* Task goal *
Produce a verbatim copy of the entries listed below.

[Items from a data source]
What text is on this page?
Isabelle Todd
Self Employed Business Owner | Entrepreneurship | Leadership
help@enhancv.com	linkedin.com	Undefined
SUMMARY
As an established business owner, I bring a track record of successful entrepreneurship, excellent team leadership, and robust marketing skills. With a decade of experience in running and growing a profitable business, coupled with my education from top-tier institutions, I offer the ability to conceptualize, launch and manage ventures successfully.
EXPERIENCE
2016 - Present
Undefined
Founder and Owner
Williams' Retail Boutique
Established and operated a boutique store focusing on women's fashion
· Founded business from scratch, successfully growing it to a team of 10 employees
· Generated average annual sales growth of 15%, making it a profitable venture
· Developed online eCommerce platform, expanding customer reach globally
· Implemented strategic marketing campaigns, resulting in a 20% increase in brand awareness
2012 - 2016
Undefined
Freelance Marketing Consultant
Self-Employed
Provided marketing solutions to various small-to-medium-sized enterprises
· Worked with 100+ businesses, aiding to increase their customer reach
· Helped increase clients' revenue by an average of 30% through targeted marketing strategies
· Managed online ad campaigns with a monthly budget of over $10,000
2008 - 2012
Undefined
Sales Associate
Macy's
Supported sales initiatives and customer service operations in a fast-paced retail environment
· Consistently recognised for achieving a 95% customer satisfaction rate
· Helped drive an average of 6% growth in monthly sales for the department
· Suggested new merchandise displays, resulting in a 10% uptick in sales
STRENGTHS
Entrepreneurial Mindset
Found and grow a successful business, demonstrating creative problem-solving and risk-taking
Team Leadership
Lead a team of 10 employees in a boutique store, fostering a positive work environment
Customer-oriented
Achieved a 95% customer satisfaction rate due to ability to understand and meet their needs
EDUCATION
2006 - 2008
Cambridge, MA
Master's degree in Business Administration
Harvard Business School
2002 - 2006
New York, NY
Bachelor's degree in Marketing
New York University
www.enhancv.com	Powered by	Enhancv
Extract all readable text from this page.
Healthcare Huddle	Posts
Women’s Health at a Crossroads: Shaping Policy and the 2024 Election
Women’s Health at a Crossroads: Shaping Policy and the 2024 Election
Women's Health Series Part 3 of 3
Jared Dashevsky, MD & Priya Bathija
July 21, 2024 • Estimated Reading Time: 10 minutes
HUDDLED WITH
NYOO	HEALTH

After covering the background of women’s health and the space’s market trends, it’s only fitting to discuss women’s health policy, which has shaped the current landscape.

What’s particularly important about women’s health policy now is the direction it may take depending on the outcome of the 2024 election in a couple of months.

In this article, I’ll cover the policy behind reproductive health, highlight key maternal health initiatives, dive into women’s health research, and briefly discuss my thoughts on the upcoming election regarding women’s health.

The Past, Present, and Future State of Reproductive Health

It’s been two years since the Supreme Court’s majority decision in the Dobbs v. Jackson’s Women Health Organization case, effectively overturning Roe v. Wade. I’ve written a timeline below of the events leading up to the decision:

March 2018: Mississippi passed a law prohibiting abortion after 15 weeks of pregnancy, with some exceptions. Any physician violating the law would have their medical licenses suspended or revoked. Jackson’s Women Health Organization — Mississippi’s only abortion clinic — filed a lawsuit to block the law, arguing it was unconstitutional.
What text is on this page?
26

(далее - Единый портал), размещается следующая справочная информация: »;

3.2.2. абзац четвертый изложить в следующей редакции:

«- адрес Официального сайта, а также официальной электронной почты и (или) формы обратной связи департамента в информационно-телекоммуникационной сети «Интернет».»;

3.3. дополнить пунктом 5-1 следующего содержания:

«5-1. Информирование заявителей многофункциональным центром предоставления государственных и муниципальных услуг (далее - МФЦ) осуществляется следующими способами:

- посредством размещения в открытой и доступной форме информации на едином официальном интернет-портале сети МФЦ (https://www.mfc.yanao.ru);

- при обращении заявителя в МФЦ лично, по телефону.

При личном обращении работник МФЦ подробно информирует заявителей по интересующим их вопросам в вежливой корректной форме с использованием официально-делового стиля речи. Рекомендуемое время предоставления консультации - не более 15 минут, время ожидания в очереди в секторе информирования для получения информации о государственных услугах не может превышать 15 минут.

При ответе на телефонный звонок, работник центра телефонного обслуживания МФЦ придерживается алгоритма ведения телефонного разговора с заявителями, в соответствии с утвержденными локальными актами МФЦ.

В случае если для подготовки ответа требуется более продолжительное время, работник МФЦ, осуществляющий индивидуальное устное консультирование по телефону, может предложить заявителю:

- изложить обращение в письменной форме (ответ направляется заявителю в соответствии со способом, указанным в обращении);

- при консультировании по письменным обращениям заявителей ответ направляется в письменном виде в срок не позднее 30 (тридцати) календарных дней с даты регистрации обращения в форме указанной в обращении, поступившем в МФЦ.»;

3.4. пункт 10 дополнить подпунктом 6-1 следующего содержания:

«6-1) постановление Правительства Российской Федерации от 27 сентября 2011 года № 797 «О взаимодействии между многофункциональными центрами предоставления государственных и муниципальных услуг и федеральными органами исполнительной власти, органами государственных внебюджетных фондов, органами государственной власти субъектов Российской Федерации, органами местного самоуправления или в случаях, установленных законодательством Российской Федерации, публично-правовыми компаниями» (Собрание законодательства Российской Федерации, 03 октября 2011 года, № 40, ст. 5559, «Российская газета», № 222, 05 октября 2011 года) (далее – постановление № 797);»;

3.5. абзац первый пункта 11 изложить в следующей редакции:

* Final result *
What text is on this page?
Isabelle Todd
Self Employed Business Owner | Entrepreneurship | Leadership
help@enhancv.com	linkedin.com	Undefined
SUMMARY
As an established business owner, I bring a track record of successful entrepreneurship, excellent team leadership, and robust marketing skills. With a decade of experience in running and growing a profitable business, coupled with my education from top-tier institutions, I offer the ability to conceptualize, launch and manage ventures successfully.
EXPERIENCE
2016 - Present
Undefined
Founder and Owner
Williams' Retail Boutique
Established and operated a boutique store focusing on women's fashion
· Founded business from scratch, successfully growing it to a team of 10 employees
· Generated average annual sales growth of 15%, making it a profitable venture
· Developed online eCommerce platform, expanding customer reach globally
· Implemented strategic marketing campaigns, resulting in a 20% increase in brand awareness
2012 - 2016
Undefined
Freelance Marketing Consultant
Self-Employed
Provided marketing solutions to various small-to-medium-sized enterprises
· Worked with 100+ businesses, aiding to increase their customer reach
· Helped increase clients' revenue by an average of 30% through targeted marketing strategies
· Managed online ad campaigns with a monthly budget of over $10,000
2008 - 2012
Undefined
Sales Associate
Macy's
Supported sales initiatives and customer service operations in a fast-paced retail environment
· Consistently recognised for achieving a 95% customer satisfaction rate
· Helped drive an average of 6% growth in monthly sales for the department
· Suggested new merchandise displays, resulting in a 10% uptick in sales
STRENGTHS
Entrepreneurial Mindset
Found and grow a successful business, demonstrating creative problem-solving and risk-taking
Team Leadership
Lead a team of 10 employees in a boutique store, fostering a positive work environment
Customer-oriented
Achieved a 95% customer satisfaction rate due to ability to understand and meet their needs
EDUCATION
2006 - 2008
Cambridge, MA
Master's degree in Business Administration
Harvard Business School
2002 - 2006
New York, NY
Bachelor's degree in Marketing
New York University
www.enhancv.com	Powered by	Enhancv
Extract all readable text from this page.
Healthcare Huddle	Posts
Women’s Health at a Crossroads: Shaping Policy and the 2024 Election
Women’s Health at a Crossroads: Shaping Policy and the 2024 Election
Women's Health Series Part 3 of 3
Jared Dashevsky, MD & Priya Bathija
July 21, 2024 • Estimated Reading Time: 10 minutes
HUDDLED WITH
NYOO	HEALTH

After covering the background of women’s health and the space’s market trends, it’s only fitting to discuss women’s health policy, which has shaped the current landscape.

What’s particularly important about women’s health policy now is the direction it may take depending on the outcome of the 2024 election in a couple of months.

In this article, I’ll cover the policy behind reproductive health, highlight key maternal health initiatives, dive into women’s health research, and briefly discuss my thoughts on the upcoming election regarding women’s health.

The Past, Present, and Future State of Reproductive Health

It’s been two years since the Supreme Court’s majority decision in the Dobbs v. Jackson’s Women Health Organization case, effectively overturning Roe v. Wade. I’ve written a timeline below of the events leading up to the decision:

March 2018: Mississippi passed a law prohibiting abortion after 15 weeks of pregnancy, with some exceptions. Any physician violating the law would have their medical licenses suspended or revoked. Jackson’s Women Health Organization — Mississippi’s only abortion clinic — filed a lawsuit to block the law, arguing it was unconstitutional.
What text is on this page?
26

(далее - Единый портал), размещается следующая справочная информация: »;

3.2.2. абзац четвертый изложить в следующей редакции:

«- адрес Официального сайта, а также официальной электронной почты и (или) формы обратной связи департамента в информационно-телекоммуникационной сети «Интернет».»;

3.3. дополнить пунктом 5-1 следующего содержания:

«5-1. Информирование заявителей многофункциональным центром предоставления государственных и муниципальных услуг (далее - МФЦ) осуществляется следующими способами:

- посредством размещения в открытой и доступной форме информации на едином официальном интернет-портале сети МФЦ (https://www.mfc.yanao.ru);

- при обращении заявителя в МФЦ лично, по телефону.

При личном обращении работник МФЦ подробно информирует заявителей по интересующим их вопросам в вежливой корректной форме с использованием официально-делового стиля речи. Рекомендуемое время предоставления консультации - не более 15 минут, время ожидания в очереди в секторе информирования для получения информации о государственных услугах не может превышать 15 минут.

При ответе на телефонный звонок, работник центра телефонного обслуживания МФЦ придерживается алгоритма ведения телефонного разговора с заявителями, в соответствии с утвержденными локальными актами МФЦ.

В случае если для подготовки ответа требуется более продолжительное время, работник МФЦ, осуществляющий индивидуальное устное консультирование по телефону, может предложить заявителю:

- изложить обращение в письменной форме (ответ направляется заявителю в соответствии со способом, указанным в обращении);

- при консультировании по письменным обращениям заявителей ответ направляется в письменном виде в срок не позднее 30 (тридцати) календарных дней с даты регистрации обращения в форме указанной в обращении, поступившем в МФЦ.»;

3.4. пункт 10 дополнить подпунктом 6-1 следующего содержания:

«6-1) постановление Правительства Российской Федерации от 27 сентября 2011 года № 797 «О взаимодействии между многофункциональными центрами предоставления государственных и муниципальных услуг и федеральными органами исполнительной власти, органами государственных внебюджетных фондов, органами государственной власти субъектов Российской Федерации, органами местного самоуправления или в случаях, установленных законодательством Российской Федерации, публично-правовыми компаниями» (Собрание законодательства Российской Федерации, 03 октября 2011 года, № 40, ст. 5559, «Российская газета», № 222, 05 октября 2011 года) (далее – постановление № 797);»;

3.5. абзац первый пункта 11 изложить в следующей редакции:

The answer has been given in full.